> _Document text_
User talk:Muaddib
Application/Goals
Introduction
Sometimes a DSP application will call for signal detection of an intermittent signal (only present in the spectrum part of the time). A simplistic way to detect signal is by way of a frequency domain threshold, when an FFT bin exceeds that threshold the signal is 'detected'. Using a 'dumb' threshold would be a first obvious choice for triggering a detection event. The threshold level is the same across the entire spectral window and it is set to a value above the observed noisefloor, but below the minimum level of a particular signal we are trying to detect. With this simple approach (a straight line across the spectrum), a detection event is triggered anytime the threshold is exceeded. Ideally our threshold would only trigger on the specific signals we want to detect, those signals may be clustered together in frequency in a range or band contained within the spectral observation window. If we restrict the detection criteria to only a simple level threshold, some signals within our observation window may trigger a detection in error (since we only want to detect signals in a subband of our observation window) If we can restrict the threshold to not only power, but also frequency, we can still look at a large frequency range and see what else is present, but only trigger a detection if the threshold is crossed within the defined portion of spectrum.

> _Stated task A_
Decide whether each statement agrees with the page on frequency-domain signal detection, and support each answer with the deciding words of the page. (i) The "dumb" threshold has the same level across the entire spectral window. (ii) The "dumb" threshold is set below the observed noisefloor. (iii) Restricting the threshold by frequency limits observation to a narrow frequency range.
> _Stated task B_
Translate this sentence from the page on frequency-domain signal detection into Spanish: "With this simple approach (a straight line across the spectrum), a detection event is triggered anytime the threshold is exceeded."

> _Information supplied_
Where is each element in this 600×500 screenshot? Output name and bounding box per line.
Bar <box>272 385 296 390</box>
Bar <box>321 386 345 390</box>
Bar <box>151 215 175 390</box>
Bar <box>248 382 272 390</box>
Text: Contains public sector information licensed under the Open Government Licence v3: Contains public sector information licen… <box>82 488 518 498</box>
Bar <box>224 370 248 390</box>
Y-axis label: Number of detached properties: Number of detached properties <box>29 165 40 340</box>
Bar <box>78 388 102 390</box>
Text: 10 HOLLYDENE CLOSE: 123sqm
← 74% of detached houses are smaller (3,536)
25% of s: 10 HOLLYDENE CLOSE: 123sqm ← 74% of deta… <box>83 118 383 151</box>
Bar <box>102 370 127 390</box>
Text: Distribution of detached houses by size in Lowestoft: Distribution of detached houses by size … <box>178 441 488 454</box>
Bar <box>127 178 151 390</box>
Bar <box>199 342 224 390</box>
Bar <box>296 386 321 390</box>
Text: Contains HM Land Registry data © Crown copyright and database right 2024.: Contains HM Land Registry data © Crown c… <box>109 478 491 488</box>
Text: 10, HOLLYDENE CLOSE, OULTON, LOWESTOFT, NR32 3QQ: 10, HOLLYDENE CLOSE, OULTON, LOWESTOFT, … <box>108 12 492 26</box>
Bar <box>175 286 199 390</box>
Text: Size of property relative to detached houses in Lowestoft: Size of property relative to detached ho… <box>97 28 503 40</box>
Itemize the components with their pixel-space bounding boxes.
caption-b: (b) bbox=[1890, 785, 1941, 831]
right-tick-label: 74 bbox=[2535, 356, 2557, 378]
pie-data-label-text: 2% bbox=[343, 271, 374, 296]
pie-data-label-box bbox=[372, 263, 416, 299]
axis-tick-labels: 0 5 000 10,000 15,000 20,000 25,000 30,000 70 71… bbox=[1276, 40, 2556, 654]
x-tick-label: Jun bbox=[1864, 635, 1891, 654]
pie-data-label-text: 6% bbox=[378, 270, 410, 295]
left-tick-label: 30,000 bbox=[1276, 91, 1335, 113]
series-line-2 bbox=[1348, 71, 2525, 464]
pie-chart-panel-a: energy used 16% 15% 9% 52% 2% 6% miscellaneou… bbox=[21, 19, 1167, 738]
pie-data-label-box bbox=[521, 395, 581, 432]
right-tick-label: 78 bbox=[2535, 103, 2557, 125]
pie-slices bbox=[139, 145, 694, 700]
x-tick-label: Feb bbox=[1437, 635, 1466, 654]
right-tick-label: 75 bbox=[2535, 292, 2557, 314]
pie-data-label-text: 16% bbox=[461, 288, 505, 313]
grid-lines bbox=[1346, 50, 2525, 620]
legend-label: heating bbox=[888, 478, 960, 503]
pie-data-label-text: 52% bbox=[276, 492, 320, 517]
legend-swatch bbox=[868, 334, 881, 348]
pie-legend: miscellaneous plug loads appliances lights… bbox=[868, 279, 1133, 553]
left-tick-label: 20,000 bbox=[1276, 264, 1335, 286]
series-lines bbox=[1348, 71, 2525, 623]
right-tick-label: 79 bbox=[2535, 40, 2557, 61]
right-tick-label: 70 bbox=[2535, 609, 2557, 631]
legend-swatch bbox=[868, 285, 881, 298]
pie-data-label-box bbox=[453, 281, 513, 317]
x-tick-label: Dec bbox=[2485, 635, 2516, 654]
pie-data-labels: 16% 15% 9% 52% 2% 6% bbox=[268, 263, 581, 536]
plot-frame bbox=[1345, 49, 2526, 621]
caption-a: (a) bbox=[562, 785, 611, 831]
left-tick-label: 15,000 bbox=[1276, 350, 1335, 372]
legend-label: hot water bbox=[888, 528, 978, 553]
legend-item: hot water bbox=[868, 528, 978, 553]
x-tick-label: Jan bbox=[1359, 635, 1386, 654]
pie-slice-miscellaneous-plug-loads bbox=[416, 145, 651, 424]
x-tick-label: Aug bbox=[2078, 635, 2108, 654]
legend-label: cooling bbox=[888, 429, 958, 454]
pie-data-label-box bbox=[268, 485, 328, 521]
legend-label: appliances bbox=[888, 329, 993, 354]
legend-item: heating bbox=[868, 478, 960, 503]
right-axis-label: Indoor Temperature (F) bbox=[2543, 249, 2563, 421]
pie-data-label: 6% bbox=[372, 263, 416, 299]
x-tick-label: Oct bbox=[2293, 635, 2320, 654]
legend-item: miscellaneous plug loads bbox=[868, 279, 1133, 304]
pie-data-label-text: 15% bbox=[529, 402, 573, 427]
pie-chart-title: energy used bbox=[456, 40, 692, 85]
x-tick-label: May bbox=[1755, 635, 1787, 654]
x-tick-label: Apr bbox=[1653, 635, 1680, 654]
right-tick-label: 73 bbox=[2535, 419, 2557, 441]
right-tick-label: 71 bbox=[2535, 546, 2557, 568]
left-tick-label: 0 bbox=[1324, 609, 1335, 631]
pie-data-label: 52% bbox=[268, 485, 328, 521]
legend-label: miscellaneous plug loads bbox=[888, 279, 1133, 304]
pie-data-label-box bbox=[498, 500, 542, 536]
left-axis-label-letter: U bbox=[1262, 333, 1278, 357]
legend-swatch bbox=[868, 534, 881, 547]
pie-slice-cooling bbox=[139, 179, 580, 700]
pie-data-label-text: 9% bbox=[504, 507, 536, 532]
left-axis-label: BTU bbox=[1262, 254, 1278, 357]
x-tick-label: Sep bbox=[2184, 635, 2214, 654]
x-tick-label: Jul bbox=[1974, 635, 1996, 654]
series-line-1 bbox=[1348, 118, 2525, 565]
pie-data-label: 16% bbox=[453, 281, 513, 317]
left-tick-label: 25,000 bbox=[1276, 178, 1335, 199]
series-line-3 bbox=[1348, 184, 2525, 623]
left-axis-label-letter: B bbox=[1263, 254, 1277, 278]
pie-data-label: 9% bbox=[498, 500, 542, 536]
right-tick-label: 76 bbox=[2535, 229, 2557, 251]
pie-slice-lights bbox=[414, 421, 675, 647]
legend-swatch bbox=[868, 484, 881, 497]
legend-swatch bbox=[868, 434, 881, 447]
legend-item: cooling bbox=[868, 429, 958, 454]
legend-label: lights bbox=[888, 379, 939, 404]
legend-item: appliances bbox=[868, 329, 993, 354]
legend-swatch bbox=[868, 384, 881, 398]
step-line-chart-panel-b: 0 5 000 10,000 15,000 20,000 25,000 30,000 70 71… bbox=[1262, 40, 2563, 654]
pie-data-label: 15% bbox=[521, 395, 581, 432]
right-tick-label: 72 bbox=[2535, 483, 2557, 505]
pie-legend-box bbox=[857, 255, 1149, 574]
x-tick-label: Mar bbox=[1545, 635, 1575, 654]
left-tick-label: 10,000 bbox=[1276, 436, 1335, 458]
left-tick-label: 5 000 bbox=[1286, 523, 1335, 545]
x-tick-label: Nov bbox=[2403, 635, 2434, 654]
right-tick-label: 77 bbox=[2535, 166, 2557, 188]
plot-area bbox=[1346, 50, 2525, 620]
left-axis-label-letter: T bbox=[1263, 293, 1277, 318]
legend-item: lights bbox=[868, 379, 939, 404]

> _Finished answer A_
(i) Yes: "The threshold level is the same across the entire spectral window"
(ii) No: "it is set to a value above the observed noisefloor, but below the minimum level of a particular signal we are trying to detect"
(iii) No: "we can still look at a large frequency range and see what else is present"

> _Finished answer B_
Con este enfoque sencillo (una línea recta a lo largo del espectro), se dispara un evento de detección cada vez que se supera el umbral.